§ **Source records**

· · · ·

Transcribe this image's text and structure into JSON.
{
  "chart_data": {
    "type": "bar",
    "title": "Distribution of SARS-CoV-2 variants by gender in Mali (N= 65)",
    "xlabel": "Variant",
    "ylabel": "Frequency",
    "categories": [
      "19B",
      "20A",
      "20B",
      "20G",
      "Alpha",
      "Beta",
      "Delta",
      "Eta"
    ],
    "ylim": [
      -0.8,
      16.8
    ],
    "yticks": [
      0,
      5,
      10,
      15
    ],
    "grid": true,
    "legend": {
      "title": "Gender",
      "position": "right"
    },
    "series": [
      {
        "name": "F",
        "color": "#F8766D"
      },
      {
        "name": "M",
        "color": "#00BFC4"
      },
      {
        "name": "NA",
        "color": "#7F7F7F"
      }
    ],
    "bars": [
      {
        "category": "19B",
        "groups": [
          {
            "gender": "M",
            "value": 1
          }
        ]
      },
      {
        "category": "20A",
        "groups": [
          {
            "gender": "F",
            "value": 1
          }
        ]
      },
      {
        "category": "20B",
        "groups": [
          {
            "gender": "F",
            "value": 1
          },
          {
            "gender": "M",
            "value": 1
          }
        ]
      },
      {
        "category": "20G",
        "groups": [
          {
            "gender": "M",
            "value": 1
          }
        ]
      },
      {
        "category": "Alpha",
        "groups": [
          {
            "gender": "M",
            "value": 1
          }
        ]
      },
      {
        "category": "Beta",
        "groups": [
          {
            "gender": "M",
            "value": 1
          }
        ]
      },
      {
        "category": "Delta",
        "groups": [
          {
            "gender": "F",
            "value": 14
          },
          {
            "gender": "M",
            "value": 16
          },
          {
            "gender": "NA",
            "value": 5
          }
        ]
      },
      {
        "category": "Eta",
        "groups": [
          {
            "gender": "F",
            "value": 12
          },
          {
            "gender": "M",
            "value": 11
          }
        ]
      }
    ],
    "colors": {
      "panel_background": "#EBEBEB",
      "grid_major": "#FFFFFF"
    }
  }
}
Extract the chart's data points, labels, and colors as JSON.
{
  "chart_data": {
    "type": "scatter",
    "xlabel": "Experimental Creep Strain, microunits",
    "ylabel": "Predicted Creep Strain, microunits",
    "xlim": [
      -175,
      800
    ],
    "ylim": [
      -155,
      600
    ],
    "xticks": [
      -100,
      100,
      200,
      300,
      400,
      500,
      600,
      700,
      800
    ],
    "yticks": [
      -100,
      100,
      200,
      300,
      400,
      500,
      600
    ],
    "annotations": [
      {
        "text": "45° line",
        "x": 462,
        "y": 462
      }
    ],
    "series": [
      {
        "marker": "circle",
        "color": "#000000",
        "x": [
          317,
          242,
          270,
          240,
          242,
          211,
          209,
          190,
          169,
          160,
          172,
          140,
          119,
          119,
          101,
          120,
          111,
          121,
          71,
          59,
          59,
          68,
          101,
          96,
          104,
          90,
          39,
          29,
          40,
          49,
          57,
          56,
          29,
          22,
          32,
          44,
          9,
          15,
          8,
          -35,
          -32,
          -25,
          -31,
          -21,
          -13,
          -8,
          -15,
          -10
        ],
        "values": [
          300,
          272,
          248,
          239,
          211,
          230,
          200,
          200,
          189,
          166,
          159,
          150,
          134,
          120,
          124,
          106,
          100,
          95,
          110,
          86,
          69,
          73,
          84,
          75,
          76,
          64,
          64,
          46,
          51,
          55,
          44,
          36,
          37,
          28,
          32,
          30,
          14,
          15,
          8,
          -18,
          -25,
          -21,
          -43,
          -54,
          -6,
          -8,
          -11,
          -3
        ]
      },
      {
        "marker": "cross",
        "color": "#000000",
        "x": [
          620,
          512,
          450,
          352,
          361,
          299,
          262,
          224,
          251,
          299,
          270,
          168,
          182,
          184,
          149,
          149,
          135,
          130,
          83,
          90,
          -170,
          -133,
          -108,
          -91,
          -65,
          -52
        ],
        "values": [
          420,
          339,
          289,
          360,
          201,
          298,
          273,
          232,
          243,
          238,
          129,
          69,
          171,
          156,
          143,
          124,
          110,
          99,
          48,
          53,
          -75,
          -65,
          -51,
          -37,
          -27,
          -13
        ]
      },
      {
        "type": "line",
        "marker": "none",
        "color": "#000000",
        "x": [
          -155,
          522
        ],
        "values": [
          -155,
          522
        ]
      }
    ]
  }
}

· · · ·

§ **WHAT IS NEEDED**
Copy the material above back out, exactly as written.

§ **THE RESULT**
Transcribe this image's text and structure into JSON.
{
  "chart_data": {
    "type": "bar",
    "title": "Distribution of SARS-CoV-2 variants by gender in Mali (N= 65)",
    "xlabel": "Variant",
    "ylabel": "Frequency",
    "categories": [
      "19B",
      "20A",
      "20B",
      "20G",
      "Alpha",
      "Beta",
      "Delta",
      "Eta"
    ],
    "ylim": [
      -0.8,
      16.8
    ],
    "yticks": [
      0,
      5,
      10,
      15
    ],
    "grid": true,
    "legend": {
      "title": "Gender",
      "position": "right"
    },
    "series": [
      {
        "name": "F",
        "color": "#F8766D"
      },
      {
        "name": "M",
        "color": "#00BFC4"
      },
      {
        "name": "NA",
        "color": "#7F7F7F"
      }
    ],
    "bars": [
      {
        "category": "19B",
        "groups": [
          {
            "gender": "M",
            "value": 1
          }
        ]
      },
      {
        "category": "20A",
        "groups": [
          {
            "gender": "F",
            "value": 1
          }
        ]
      },
      {
        "category": "20B",
        "groups": [
          {
            "gender": "F",
            "value": 1
          },
          {
            "gender": "M",
            "value": 1
          }
        ]
      },
      {
        "category": "20G",
        "groups": [
          {
            "gender": "M",
            "value": 1
          }
        ]
      },
      {
        "category": "Alpha",
        "groups": [
          {
            "gender": "M",
            "value": 1
          }
        ]
      },
      {
        "category": "Beta",
        "groups": [
          {
            "gender": "M",
            "value": 1
          }
        ]
      },
      {
        "category": "Delta",
        "groups": [
          {
            "gender": "F",
            "value": 14
          },
          {
            "gender": "M",
            "value": 16
          },
          {
            "gender": "NA",
            "value": 5
          }
        ]
      },
      {
        "category": "Eta",
        "groups": [
          {
            "gender": "F",
            "value": 12
          },
          {
            "gender": "M",
            "value": 11
          }
        ]
      }
    ],
    "colors": {
      "panel_background": "#EBEBEB",
      "grid_major": "#FFFFFF"
    }
  }
}
Extract the chart's data points, labels, and colors as JSON.
{
  "chart_data": {
    "type": "scatter",
    "xlabel": "Experimental Creep Strain, microunits",
    "ylabel": "Predicted Creep Strain, microunits",
    "xlim": [
      -175,
      800
    ],
    "ylim": [
      -155,
      600
    ],
    "xticks": [
      -100,
      100,
      200,
      300,
      400,
      500,
      600,
      700,
      800
    ],
    "yticks": [
      -100,
      100,
      200,
      300,
      400,
      500,
      600
    ],
    "annotations": [
      {
        "text": "45° line",
        "x": 462,
        "y": 462
      }
    ],
    "series": [
      {
        "marker": "circle",
        "color": "#000000",
        "x": [
          317,
          242,
          270,
          240,
          242,
          211,
          209,
          190,
          169,
          160,
          172,
          140,
          119,
          119,
          101,
          120,
          111,
          121,
          71,
          59,
          59,
          68,
          101,
          96,
          104,
          90,
          39,
          29,
          40,
          49,
          57,
          56,
          29,
          22,
          32,
          44,
          9,
          15,
          8,
          -35,
          -32,
          -25,
          -31,
          -21,
          -13,
          -8,
          -15,
          -10
        ],
        "values": [
          300,
          272,
          248,
          239,
          211,
          230,
          200,
          200,
          189,
          166,
          159,
          150,
          134,
          120,
          124,
          106,
          100,
          95,
          110,
          86,
          69,
          73,
          84,
          75,
          76,
          64,
          64,
          46,
          51,
          55,
          44,
          36,
          37,
          28,
          32,
          30,
          14,
          15,
          8,
          -18,
          -25,
          -21,
          -43,
          -54,
          -6,
          -8,
          -11,
          -3
        ]
      },
      {
        "marker": "cross",
        "color": "#000000",
        "x": [
          620,
          512,
          450,
          352,
          361,
          299,
          262,
          224,
          251,
          299,
          270,
          168,
          182,
          184,
          149,
          149,
          135,
          130,
          83,
          90,
          -170,
          -133,
          -108,
          -91,
          -65,
          -52
        ],
        "values": [
          420,
          339,
          289,
          360,
          201,
          298,
          273,
          232,
          243,
          238,
          129,
          69,
          171,
          156,
          143,
          124,
          110,
          99,
          48,
          53,
          -75,
          -65,
          -51,
          -37,
          -27,
          -13
        ]
      },
      {
        "type": "line",
        "marker": "none",
        "color": "#000000",
        "x": [
          -155,
          522
        ],
        "values": [
          -155,
          522
        ]
      }
    ]
  }
}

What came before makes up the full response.